[Dataset entries on figures]
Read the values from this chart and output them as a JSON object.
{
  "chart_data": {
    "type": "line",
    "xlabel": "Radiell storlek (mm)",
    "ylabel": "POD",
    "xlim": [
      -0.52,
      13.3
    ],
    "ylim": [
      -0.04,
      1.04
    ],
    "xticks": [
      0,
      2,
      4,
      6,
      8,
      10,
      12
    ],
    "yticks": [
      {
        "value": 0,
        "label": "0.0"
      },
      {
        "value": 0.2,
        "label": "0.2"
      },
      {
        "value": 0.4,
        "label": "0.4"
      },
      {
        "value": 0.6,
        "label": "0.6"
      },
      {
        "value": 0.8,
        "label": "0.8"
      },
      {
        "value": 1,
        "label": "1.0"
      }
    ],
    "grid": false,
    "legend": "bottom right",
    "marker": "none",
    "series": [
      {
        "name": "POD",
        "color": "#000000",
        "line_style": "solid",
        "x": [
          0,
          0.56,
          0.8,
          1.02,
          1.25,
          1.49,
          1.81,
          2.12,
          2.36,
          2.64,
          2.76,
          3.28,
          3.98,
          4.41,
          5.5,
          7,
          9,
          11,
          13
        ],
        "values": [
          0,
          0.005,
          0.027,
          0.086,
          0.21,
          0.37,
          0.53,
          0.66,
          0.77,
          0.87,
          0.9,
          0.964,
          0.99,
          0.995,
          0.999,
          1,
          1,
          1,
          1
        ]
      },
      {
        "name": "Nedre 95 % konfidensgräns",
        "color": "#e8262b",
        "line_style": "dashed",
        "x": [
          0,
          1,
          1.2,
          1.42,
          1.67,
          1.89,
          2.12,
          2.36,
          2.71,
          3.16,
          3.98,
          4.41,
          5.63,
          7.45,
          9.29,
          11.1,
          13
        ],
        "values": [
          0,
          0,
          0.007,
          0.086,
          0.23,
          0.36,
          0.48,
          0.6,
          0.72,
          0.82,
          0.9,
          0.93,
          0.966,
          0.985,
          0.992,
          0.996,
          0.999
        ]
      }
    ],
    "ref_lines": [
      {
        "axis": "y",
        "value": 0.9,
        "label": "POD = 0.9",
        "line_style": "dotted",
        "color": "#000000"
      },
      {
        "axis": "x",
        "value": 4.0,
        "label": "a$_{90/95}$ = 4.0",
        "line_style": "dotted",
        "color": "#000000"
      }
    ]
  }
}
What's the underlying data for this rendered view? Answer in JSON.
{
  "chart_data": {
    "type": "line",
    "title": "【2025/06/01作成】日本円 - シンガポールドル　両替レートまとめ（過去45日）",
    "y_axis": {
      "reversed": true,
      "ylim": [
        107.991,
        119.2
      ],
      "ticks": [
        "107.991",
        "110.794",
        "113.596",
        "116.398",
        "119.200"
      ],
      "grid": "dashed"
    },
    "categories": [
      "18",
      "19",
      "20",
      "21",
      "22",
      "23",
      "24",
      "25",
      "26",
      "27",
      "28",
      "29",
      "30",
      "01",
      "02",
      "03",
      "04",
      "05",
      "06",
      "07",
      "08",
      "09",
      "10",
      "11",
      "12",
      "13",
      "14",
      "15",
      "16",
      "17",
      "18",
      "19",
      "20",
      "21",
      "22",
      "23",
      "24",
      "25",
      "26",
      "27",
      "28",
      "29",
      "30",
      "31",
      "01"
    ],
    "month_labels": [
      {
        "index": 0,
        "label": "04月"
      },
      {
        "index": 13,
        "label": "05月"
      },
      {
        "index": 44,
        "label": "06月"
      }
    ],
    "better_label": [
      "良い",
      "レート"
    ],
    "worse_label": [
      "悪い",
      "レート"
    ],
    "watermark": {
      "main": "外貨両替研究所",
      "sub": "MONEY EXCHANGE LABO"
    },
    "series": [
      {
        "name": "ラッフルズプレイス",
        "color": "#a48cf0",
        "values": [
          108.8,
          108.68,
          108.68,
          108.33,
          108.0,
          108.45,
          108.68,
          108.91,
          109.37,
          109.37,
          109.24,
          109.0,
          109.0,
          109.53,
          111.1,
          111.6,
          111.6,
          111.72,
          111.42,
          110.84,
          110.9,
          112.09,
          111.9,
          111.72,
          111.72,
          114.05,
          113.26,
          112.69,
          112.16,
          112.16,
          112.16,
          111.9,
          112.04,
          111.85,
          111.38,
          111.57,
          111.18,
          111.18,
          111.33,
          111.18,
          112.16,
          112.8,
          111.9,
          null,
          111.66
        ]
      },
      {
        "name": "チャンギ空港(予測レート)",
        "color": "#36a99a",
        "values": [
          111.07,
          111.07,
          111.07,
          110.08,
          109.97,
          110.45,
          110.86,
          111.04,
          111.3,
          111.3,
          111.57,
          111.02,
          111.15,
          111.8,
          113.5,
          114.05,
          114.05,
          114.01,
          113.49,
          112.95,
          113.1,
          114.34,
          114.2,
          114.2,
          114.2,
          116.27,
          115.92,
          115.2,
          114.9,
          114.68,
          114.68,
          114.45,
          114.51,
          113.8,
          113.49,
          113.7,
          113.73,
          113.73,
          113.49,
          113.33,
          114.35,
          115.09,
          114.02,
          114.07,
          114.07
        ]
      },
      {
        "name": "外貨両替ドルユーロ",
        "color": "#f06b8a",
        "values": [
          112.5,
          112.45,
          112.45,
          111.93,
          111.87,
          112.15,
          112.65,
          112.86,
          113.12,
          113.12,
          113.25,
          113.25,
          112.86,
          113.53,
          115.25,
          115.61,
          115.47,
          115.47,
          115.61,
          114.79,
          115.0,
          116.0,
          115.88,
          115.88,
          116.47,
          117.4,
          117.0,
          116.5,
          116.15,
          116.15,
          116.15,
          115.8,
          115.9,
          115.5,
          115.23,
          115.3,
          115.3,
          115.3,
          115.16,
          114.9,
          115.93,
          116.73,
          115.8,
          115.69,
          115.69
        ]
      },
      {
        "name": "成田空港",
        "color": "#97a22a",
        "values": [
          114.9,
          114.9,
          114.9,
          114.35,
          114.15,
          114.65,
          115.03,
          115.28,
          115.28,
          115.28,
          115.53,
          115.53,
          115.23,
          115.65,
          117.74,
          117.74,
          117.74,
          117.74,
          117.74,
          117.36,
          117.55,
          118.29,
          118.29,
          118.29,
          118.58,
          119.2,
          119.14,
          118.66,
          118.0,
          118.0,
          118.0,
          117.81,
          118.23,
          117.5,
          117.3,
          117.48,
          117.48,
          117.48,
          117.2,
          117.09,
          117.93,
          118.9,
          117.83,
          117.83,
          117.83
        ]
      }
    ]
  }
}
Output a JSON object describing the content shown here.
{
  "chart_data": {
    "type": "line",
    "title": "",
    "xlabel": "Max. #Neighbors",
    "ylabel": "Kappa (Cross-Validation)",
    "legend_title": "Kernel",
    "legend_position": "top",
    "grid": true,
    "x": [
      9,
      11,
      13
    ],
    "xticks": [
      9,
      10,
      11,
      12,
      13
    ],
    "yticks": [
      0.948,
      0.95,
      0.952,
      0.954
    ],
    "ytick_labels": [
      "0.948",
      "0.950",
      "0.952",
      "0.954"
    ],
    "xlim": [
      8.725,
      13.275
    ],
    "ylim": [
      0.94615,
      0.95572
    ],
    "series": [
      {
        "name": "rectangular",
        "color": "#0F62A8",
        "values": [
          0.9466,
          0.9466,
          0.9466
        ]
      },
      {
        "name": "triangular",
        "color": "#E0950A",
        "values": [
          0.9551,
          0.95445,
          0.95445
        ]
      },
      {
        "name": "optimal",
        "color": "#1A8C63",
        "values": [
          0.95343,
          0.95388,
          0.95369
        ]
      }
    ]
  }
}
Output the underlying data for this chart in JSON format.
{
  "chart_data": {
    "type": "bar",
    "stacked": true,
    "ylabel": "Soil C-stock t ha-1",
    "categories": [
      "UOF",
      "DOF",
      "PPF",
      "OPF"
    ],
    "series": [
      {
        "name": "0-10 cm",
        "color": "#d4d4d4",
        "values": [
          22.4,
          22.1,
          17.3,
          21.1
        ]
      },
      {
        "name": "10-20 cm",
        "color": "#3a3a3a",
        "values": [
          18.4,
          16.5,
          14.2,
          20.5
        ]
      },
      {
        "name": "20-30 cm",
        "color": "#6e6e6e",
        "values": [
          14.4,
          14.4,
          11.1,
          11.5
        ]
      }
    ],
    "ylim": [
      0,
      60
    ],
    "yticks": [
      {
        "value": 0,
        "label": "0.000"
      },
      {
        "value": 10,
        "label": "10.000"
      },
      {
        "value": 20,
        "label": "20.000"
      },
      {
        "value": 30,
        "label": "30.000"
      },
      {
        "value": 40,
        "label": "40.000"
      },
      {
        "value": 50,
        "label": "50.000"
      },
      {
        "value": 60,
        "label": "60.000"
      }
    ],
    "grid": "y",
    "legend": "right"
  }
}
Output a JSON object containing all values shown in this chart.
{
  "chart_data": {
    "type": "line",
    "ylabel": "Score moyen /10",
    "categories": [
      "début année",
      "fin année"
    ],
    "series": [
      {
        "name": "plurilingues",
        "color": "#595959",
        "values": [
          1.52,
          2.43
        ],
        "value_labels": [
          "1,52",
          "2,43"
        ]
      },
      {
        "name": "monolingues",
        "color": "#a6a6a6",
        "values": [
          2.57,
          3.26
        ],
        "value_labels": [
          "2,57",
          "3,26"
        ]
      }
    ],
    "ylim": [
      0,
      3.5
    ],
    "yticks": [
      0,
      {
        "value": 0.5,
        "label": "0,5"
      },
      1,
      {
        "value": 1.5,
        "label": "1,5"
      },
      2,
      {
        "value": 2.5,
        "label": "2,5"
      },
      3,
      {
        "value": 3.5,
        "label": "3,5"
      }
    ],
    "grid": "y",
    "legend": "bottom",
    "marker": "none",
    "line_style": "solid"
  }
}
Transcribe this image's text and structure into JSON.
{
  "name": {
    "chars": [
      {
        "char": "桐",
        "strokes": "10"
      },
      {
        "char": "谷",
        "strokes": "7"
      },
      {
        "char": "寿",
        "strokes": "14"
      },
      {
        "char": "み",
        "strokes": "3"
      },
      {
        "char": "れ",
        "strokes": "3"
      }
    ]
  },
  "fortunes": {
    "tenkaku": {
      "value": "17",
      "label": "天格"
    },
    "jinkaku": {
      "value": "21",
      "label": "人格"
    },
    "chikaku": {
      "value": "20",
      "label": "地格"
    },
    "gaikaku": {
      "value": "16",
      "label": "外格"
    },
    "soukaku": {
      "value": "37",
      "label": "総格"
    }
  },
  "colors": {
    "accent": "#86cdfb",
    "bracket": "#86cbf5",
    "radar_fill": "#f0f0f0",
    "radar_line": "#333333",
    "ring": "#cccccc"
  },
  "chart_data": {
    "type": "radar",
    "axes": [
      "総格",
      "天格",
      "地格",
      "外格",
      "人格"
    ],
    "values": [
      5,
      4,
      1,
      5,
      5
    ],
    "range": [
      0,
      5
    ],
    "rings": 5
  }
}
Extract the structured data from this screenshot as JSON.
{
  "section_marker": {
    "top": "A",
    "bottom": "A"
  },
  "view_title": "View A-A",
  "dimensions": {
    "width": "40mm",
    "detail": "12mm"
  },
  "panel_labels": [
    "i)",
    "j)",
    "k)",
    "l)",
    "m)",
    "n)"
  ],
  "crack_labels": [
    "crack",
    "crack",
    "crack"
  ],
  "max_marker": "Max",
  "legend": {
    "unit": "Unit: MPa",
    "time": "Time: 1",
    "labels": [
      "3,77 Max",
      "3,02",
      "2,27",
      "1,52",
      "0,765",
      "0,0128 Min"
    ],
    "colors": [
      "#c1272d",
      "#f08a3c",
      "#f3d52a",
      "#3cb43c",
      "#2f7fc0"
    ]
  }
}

WRITTEN PROBLEM:
Pull out every line of the entries that includes the word "strokes".

TASK RESULT:
        "strokes": "10"
        "strokes": "7"
        "strokes": "14"
        "strokes": "3"
        "strokes": "3"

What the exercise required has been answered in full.